TEXT:
——

Hey, congrats on the new front-yard garden. I felt a few qualms when I ripped out all my front lawn too, but they disappeared as quickly as yours did. I've never regretted it either. I look forward to seeing your "after" photos, and the continuing "after" photos as it all fills in.

Colleen Vanderlinden said...

Good for you! I can't wait to see the "after" either. It is a little bit of a cruel joke that the grass we can't wait to eliminate looks its best in spring and fall, just when we're doing our heavy-duty planting!

Congrats on the courage, and what I'm sure is a garden that will give you plenty of joy over the years.

Anonymous said...

That's a crazy lot of work and I applaud you! (I so hate digging sod that I think I might just smother my front yard this winter - my neighbors already think I'm toons because of all the shrubicide...) You OWN that garden - now more than ever! Pausing to consider resale values is a little like being a renter who has to ask permission. And I'll bet as your front garden grows more and more beautiful over the years, one or two or ten of your neighbors will follow your example!

Gina said...

kim - congrats on taking the plunge! isnt it crazy how married we are to grass?? I find myself thinking the same thing. "i really want to plant the entire front yard but what about resale value???" I keep trying to tell myself WHAT ABOUT ME? I live here NOW so I'm the most important person, right? not some what if stranger out there that I have to worry may hate that there is no grass.

cant wait to see the after pics!

Unknown said...

Ouch! My muscles ache just looking at all you've accomplished--and I'm in awe. You get two green thumbs up from me, on this, Kim, and I know the pleasure you'll derive from having the yard the way you want it will go on for many years.

Greg W said...

Good for you for promoting the lawn to nature revolution! I’m sure the neighbors will welcome the break in the lawn monotony that has plagued out neighborhoods for far too long. I’ll bet they secretly want to do the same thing and you may have provided them with the courage to do so. I can’t wait to see what final arrangement you decided on. Personally, I think a landscaped lawn adds to the value of any home. Greg at Utah Valley Gardens

Anonymous said...

Very nice! If I weren't leaving my current house in a year and a half I'd be thinking about doing the same. (It's not resale value so much as that I don't want to do that much work and spend that much money just to enjoy it for a single year.)

Anonymous said...

I think that you should go out to the store and buy one of those big work lights on a tripod, because leaving us without a picture of the finished product is too much of a tease. Although, I'm pretty sure you made it look great. :)

Hey that Eco Grass stuff sounded good until I saw the price. $272 for a 50 pound bag? Does it come with a lawn mower? That's crazy!

Lisa at Greenbow said...

That bottle of procrastination must have had a big shot of courage in it. I am happy you sucked up the courage and got the job done. Good for you!! I can't wait to see the planting. You deserve a rest now.

——

RECORDS PROVIDED:

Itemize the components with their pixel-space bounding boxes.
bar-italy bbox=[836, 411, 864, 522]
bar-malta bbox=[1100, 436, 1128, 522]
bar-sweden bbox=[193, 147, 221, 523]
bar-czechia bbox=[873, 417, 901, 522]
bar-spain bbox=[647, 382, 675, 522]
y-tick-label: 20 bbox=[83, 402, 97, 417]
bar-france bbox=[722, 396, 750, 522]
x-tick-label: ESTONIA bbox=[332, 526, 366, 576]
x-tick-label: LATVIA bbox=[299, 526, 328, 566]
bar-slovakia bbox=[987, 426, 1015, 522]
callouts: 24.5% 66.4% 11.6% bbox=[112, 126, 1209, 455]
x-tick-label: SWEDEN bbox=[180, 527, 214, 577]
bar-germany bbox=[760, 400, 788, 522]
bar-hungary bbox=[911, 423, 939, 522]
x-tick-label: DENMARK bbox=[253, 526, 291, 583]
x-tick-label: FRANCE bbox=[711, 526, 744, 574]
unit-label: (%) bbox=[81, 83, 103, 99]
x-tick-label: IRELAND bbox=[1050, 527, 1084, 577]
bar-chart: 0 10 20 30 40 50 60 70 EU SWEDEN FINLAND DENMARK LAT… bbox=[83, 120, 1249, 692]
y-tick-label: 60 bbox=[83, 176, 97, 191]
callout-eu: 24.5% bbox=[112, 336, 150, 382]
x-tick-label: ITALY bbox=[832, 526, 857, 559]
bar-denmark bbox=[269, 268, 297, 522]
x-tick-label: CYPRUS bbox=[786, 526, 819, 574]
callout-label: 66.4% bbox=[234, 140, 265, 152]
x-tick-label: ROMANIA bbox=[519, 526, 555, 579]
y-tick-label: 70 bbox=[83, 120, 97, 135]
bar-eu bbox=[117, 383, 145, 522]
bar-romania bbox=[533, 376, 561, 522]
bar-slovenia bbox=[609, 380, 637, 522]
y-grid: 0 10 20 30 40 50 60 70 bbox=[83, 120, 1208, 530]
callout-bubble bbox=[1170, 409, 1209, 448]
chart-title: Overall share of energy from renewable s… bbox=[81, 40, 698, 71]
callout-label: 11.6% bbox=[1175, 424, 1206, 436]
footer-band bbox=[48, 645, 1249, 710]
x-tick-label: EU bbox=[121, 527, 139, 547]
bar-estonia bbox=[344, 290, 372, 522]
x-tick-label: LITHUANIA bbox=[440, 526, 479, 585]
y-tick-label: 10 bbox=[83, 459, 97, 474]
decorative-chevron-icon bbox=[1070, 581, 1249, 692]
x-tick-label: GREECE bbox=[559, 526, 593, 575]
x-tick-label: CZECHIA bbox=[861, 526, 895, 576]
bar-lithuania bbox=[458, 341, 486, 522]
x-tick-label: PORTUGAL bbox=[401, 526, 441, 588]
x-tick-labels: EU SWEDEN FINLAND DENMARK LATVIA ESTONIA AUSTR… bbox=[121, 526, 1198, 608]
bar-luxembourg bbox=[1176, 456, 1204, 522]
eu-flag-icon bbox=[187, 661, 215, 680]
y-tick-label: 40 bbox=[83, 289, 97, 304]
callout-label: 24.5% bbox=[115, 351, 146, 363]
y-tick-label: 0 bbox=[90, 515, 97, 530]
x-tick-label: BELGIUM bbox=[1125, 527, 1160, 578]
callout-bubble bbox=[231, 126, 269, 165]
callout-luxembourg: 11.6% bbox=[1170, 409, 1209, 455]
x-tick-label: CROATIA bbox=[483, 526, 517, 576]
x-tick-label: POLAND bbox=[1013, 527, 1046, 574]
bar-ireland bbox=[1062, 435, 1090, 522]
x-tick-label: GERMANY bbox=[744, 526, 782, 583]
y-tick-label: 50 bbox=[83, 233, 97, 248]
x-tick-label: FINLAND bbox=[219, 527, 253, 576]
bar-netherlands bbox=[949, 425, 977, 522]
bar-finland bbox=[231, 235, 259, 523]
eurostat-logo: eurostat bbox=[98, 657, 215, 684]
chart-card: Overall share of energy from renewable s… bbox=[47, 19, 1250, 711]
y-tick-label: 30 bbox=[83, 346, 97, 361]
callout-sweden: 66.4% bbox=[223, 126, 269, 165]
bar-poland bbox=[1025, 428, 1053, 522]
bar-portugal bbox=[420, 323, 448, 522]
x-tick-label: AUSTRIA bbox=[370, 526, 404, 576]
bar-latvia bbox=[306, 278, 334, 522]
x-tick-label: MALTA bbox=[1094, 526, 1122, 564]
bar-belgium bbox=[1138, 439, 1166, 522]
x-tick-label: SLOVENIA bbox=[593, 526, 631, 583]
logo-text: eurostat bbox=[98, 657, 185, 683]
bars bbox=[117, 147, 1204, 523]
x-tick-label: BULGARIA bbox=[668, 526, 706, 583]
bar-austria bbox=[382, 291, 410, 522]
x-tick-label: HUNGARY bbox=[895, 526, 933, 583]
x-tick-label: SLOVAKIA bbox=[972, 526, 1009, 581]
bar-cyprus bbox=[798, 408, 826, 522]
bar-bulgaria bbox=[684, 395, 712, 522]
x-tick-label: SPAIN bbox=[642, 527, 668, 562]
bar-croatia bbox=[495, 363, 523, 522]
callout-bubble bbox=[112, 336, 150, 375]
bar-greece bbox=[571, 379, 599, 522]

——

JOBS:
A. In the garden comments, what price is given for a 50 pound bag of Eco Grass?
B. Translate this sentence from the garden comments into Spanish: "I've never regretted it either."
C. Revise the garden comments from "Gina said..." up to and including "Unknown said...", putting "turf" in place of "grass".
The data can be set aside, since nothing here depends on it.

RESULTS BY TASK:
A. $272

B. Yo tampoco me he arrepentido nunca.

C.
Gina said...

kim - congrats on taking the plunge! isnt it crazy how married we are to turf?? I find myself thinking the same thing. "i really want to plant the entire front yard but what about resale value???" I keep trying to tell myself WHAT ABOUT ME? I live here NOW so I'm the most important person, right? not some what if stranger out there that I have to worry may hate that there is no turf.

cant wait to see the after pics!

Unknown said...